## BEGIN

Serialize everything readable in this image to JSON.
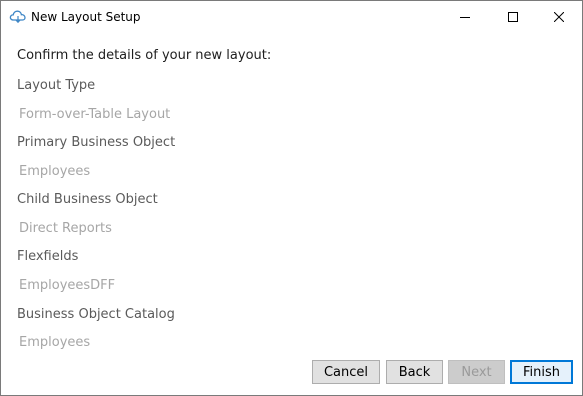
{
  "window": {
    "title": "New Layout Setup",
    "icon": "cloud-icon"
  },
  "controls": {
    "minimize": "minimize-icon",
    "maximize": "maximize-icon",
    "close": "close-icon"
  },
  "heading": "Confirm the details of your new layout:",
  "fields": [
    {
      "label": "Layout Type",
      "value": "Form-over-Table Layout"
    },
    {
      "label": "Primary Business Object",
      "value": "Employees"
    },
    {
      "label": "Child Business Object",
      "value": "Direct Reports"
    },
    {
      "label": "Flexfields",
      "value": "EmployeesDFF"
    },
    {
      "label": "Business Object Catalog",
      "value": "Employees"
    }
  ],
  "buttons": {
    "cancel": "Cancel",
    "back": "Back",
    "next": "Next",
    "finish": "Finish"
  },
  "colors": {
    "label": "#5a5a5a",
    "value": "#a6a6a6",
    "focus_border": "#0078d7"
  }
}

## END

What needs to be done
All lines above with "label" in them should be returned.

Task output
      "label": "Layout Type",
      "label": "Primary Business Object",
      "label": "Child Business Object",
      "label": "Flexfields",
      "label": "Business Object Catalog",
    "label": "#5a5a5a",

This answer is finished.